• DIRECTION
Some lines in the records below may hold the word "номинальный"; give the number of those lines and nothing else.

---*---

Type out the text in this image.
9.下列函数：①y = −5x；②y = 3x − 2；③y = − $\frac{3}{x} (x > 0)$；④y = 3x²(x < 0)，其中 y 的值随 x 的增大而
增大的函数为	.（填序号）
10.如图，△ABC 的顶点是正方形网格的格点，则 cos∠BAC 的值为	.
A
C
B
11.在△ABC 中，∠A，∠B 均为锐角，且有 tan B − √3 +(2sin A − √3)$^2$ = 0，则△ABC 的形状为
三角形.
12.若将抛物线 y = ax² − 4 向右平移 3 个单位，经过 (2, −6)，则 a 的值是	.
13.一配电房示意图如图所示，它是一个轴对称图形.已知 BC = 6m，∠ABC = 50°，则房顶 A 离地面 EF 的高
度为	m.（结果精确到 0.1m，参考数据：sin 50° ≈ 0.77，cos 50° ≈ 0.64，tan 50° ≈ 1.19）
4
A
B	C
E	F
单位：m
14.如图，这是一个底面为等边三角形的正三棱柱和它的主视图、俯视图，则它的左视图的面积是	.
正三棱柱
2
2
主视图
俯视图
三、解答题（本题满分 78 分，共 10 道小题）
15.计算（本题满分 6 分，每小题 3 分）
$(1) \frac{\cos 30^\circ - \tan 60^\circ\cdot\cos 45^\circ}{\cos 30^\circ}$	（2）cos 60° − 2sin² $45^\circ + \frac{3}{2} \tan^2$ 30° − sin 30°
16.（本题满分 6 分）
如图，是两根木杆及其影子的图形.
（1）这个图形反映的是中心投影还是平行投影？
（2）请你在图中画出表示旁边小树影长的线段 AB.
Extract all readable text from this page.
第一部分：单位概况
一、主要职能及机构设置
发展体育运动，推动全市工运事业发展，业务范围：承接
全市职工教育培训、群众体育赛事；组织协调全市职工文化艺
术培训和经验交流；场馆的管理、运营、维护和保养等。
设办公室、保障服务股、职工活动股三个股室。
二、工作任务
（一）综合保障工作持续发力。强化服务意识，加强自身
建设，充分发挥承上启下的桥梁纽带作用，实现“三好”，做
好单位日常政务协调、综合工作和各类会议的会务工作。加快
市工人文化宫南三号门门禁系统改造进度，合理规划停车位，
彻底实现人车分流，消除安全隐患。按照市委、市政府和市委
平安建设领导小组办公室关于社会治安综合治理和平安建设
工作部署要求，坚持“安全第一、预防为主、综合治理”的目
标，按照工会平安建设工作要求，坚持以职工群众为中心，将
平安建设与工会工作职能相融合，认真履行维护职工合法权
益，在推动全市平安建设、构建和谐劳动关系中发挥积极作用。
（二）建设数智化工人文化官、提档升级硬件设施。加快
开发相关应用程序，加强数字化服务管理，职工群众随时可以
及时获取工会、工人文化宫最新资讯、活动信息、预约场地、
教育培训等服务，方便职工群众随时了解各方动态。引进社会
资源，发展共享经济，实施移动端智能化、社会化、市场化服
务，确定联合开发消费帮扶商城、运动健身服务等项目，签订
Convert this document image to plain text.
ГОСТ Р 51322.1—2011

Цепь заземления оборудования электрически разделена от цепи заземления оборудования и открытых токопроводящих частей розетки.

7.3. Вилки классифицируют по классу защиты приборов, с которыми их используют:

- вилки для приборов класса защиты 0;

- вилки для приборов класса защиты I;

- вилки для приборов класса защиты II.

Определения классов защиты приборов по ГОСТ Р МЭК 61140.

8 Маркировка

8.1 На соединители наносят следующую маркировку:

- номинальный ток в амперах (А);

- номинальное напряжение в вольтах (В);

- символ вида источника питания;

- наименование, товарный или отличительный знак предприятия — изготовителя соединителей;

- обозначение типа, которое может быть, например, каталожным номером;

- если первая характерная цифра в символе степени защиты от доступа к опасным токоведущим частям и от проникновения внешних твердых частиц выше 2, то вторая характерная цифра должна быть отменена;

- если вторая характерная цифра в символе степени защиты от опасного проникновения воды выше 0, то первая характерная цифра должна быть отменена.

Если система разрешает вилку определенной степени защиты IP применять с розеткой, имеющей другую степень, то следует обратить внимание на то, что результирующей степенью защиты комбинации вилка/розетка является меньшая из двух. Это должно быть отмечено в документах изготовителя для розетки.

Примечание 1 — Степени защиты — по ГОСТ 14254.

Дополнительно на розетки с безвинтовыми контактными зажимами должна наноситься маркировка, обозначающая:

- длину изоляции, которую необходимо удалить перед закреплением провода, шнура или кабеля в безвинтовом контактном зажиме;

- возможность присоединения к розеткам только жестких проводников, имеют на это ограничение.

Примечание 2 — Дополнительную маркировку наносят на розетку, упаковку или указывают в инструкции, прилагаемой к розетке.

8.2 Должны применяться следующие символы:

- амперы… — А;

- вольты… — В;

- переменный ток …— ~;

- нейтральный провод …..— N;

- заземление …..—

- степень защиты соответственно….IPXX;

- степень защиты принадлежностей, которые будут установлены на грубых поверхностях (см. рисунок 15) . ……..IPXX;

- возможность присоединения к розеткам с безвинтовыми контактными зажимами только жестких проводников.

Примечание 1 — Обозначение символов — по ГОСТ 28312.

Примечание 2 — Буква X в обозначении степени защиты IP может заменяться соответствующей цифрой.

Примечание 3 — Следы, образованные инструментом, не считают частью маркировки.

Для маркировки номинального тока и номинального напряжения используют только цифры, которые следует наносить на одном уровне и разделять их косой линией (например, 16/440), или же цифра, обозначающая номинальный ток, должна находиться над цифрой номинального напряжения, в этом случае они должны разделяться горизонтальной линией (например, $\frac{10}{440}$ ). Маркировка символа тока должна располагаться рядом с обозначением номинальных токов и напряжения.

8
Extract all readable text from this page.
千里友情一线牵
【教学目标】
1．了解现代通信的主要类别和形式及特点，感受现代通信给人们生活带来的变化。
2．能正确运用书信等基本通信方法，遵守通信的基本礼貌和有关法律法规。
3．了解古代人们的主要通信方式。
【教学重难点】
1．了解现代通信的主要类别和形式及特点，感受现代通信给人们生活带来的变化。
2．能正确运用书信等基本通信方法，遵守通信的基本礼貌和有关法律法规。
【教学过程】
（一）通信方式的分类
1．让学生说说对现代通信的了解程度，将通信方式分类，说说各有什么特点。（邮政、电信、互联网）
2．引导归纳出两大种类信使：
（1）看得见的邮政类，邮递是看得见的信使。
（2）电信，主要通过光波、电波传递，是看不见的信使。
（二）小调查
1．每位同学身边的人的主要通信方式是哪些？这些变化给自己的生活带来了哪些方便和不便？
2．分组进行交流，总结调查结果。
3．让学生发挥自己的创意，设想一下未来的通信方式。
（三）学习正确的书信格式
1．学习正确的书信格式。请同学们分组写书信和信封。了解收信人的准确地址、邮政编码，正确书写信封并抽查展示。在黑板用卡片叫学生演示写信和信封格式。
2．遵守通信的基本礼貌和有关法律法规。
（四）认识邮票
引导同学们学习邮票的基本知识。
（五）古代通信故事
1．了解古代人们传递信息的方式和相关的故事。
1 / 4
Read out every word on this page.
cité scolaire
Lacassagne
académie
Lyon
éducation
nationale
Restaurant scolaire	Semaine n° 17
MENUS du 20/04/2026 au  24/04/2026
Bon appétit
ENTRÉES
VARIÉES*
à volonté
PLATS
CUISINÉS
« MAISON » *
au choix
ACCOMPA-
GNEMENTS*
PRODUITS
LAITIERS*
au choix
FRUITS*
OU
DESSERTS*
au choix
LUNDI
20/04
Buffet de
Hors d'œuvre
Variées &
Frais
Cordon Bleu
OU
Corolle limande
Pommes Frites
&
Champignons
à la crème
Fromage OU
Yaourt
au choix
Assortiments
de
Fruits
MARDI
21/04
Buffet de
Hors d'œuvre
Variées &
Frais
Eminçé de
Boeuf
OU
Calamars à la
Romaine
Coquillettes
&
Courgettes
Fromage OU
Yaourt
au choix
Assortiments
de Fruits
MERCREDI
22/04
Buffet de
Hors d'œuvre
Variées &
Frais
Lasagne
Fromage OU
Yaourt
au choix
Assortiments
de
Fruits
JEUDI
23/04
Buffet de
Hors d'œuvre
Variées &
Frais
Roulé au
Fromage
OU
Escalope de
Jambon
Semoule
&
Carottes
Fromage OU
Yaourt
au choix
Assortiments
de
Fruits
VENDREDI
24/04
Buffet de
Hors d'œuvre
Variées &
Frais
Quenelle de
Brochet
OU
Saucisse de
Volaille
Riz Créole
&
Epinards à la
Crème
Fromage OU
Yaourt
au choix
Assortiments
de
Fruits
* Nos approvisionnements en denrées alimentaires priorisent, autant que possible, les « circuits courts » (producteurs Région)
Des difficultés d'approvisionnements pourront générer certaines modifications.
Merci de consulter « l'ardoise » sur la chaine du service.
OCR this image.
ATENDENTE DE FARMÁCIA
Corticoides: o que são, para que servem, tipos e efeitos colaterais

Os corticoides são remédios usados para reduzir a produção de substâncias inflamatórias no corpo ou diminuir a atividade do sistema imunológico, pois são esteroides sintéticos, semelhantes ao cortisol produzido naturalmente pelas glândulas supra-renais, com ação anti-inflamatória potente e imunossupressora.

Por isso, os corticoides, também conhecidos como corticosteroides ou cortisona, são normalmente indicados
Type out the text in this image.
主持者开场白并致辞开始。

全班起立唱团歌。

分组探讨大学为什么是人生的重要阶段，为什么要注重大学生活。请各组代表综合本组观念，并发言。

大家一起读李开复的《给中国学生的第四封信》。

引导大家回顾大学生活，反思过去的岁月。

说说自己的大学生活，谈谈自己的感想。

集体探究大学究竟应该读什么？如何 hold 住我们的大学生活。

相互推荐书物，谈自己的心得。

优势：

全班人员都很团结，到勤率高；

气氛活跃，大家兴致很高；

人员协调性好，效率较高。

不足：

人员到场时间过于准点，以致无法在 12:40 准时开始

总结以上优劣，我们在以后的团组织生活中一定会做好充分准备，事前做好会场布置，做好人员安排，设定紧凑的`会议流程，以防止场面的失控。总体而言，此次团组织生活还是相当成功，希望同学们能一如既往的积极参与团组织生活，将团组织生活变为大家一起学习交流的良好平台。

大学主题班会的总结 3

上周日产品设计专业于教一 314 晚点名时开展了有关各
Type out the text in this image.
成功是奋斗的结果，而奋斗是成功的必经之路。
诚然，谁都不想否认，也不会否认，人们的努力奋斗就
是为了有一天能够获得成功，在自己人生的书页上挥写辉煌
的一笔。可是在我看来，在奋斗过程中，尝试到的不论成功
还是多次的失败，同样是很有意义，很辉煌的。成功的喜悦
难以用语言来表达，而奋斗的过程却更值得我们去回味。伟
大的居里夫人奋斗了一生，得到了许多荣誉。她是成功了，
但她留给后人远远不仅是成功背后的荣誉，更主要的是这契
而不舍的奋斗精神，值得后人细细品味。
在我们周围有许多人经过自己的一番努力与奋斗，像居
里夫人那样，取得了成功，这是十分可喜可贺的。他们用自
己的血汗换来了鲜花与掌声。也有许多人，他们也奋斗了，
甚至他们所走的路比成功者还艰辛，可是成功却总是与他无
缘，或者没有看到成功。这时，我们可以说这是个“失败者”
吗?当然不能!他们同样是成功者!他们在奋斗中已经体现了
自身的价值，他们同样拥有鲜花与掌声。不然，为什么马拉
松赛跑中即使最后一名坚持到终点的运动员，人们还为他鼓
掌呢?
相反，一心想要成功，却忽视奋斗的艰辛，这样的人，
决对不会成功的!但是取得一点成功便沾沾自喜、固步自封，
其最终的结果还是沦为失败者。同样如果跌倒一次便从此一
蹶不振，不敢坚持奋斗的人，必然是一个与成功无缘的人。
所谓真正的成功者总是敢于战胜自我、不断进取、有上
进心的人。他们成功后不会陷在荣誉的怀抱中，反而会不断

---*---

• EXERCISE ANSWER
2